Task instructions:
Make an exact copy of the data below, leaving out every picture.
— begin Entries shown —
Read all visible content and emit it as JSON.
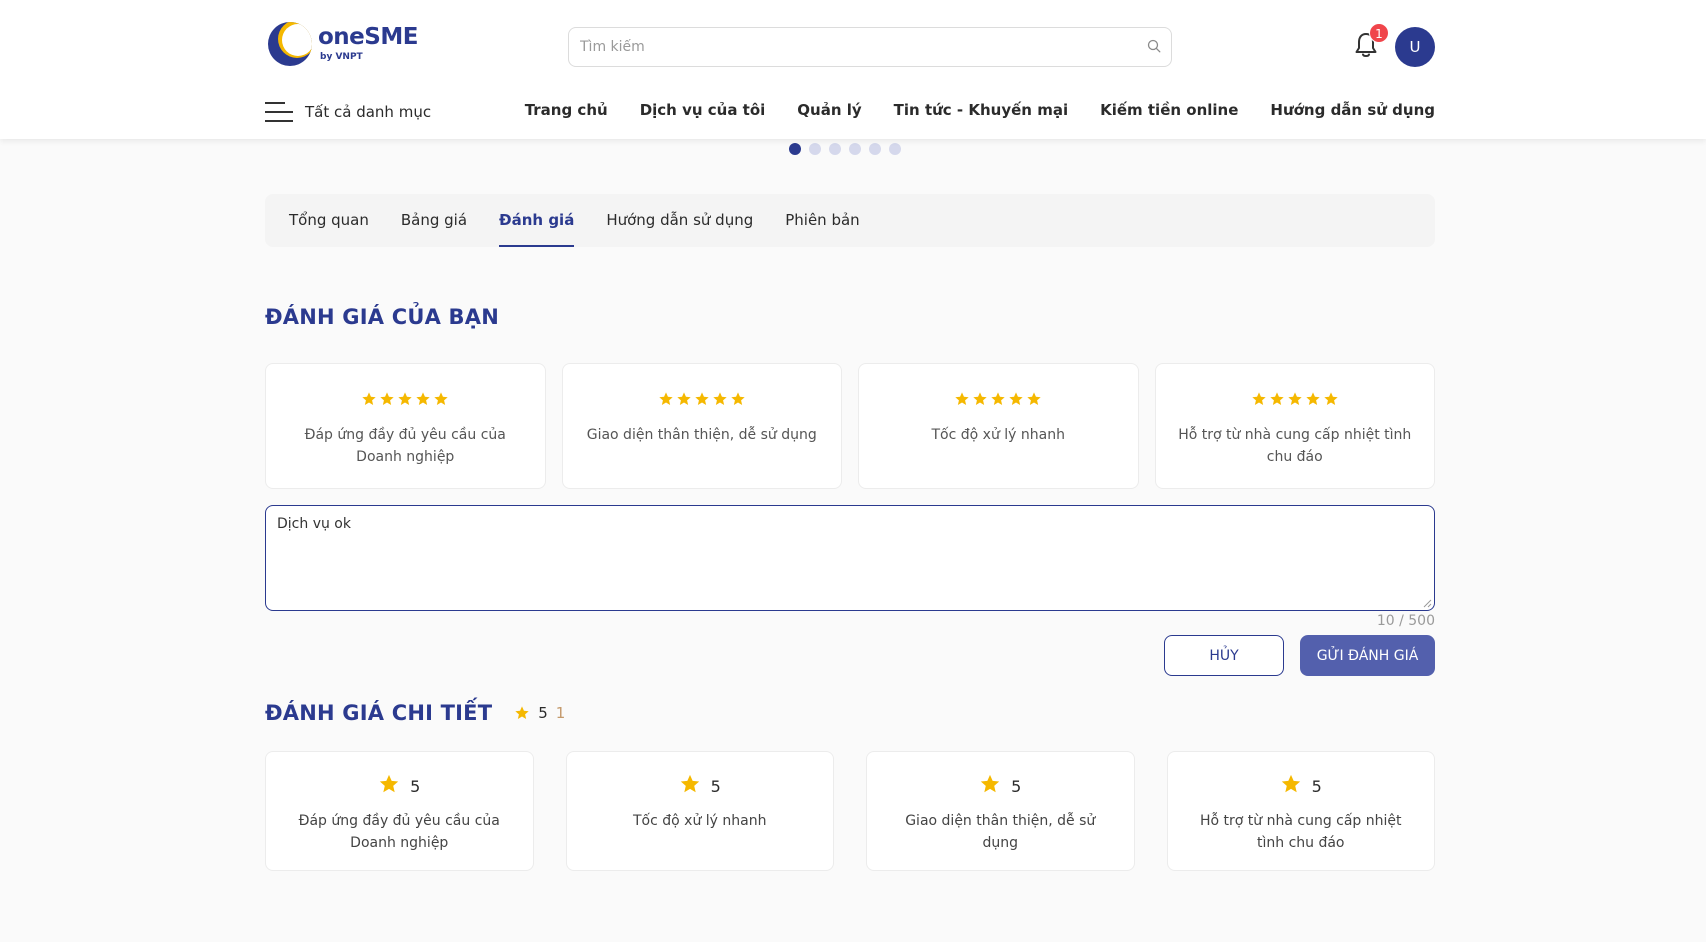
{
  "brand": {
    "name": "oneSME",
    "sub": "by VNPT",
    "primary": "#2b3a8f",
    "accent": "#f5b800"
  },
  "header": {
    "search_placeholder": "Tìm kiếm",
    "notification_count": "1",
    "avatar_initial": "U",
    "menu_label": "Tất cả danh mục",
    "nav": [
      "Trang chủ",
      "Dịch vụ của tôi",
      "Quản lý",
      "Tin tức - Khuyến mại",
      "Kiếm tiền online",
      "Hướng dẫn sử dụng"
    ]
  },
  "carousel": {
    "count": 6,
    "active": 0
  },
  "tabs": [
    "Tổng quan",
    "Bảng giá",
    "Đánh giá",
    "Hướng dẫn sử dụng",
    "Phiên bản"
  ],
  "active_tab": 2,
  "your_review": {
    "title": "ĐÁNH GIÁ CỦA BẠN",
    "criteria": [
      {
        "label": "Đáp ứng đầy đủ yêu cầu của Doanh nghiệp",
        "stars": 5
      },
      {
        "label": "Giao diện thân thiện, dễ sử dụng",
        "stars": 5
      },
      {
        "label": "Tốc độ xử lý nhanh",
        "stars": 5
      },
      {
        "label": "Hỗ trợ từ nhà cung cấp nhiệt tình chu đáo",
        "stars": 5
      }
    ],
    "comment": "Dịch vụ ok",
    "counter": "10 / 500",
    "cancel_label": "HỦY",
    "submit_label": "GỬI ĐÁNH GIÁ"
  },
  "detail": {
    "title": "ĐÁNH GIÁ CHI TIẾT",
    "average": "5",
    "count": "1",
    "items": [
      {
        "label": "Đáp ứng đầy đủ yêu cầu của Doanh nghiệp",
        "score": "5"
      },
      {
        "label": "Tốc độ xử lý nhanh",
        "score": "5"
      },
      {
        "label": "Giao diện thân thiện, dễ sử dụng",
        "score": "5"
      },
      {
        "label": "Hỗ trợ từ nhà cung cấp nhiệt tình chu đáo",
        "score": "5"
      }
    ]
  },
  "icons": {
    "search": "search-icon",
    "bell": "bell-icon",
    "star": "star-icon",
    "menu": "hamburger-menu-icon"
  }
}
— end Entries shown —
Solution for this task:
Read all visible content and emit it as JSON.
{
  "brand": {
    "name": "oneSME",
    "sub": "by VNPT",
    "primary": "#2b3a8f",
    "accent": "#f5b800"
  },
  "header": {
    "search_placeholder": "Tìm kiếm",
    "notification_count": "1",
    "avatar_initial": "U",
    "menu_label": "Tất cả danh mục",
    "nav": [
      "Trang chủ",
      "Dịch vụ của tôi",
      "Quản lý",
      "Tin tức - Khuyến mại",
      "Kiếm tiền online",
      "Hướng dẫn sử dụng"
    ]
  },
  "carousel": {
    "count": 6,
    "active": 0
  },
  "tabs": [
    "Tổng quan",
    "Bảng giá",
    "Đánh giá",
    "Hướng dẫn sử dụng",
    "Phiên bản"
  ],
  "active_tab": 2,
  "your_review": {
    "title": "ĐÁNH GIÁ CỦA BẠN",
    "criteria": [
      {
        "label": "Đáp ứng đầy đủ yêu cầu của Doanh nghiệp",
        "stars": 5
      },
      {
        "label": "Giao diện thân thiện, dễ sử dụng",
        "stars": 5
      },
      {
        "label": "Tốc độ xử lý nhanh",
        "stars": 5
      },
      {
        "label": "Hỗ trợ từ nhà cung cấp nhiệt tình chu đáo",
        "stars": 5
      }
    ],
    "comment": "Dịch vụ ok",
    "counter": "10 / 500",
    "cancel_label": "HỦY",
    "submit_label": "GỬI ĐÁNH GIÁ"
  },
  "detail": {
    "title": "ĐÁNH GIÁ CHI TIẾT",
    "average": "5",
    "count": "1",
    "items": [
      {
        "label": "Đáp ứng đầy đủ yêu cầu của Doanh nghiệp",
        "score": "5"
      },
      {
        "label": "Tốc độ xử lý nhanh",
        "score": "5"
      },
      {
        "label": "Giao diện thân thiện, dễ sử dụng",
        "score": "5"
      },
      {
        "label": "Hỗ trợ từ nhà cung cấp nhiệt tình chu đáo",
        "score": "5"
      }
    ]
  },
  "icons": {
    "search": "search-icon",
    "bell": "bell-icon",
    "star": "star-icon",
    "menu": "hamburger-menu-icon"
  }
}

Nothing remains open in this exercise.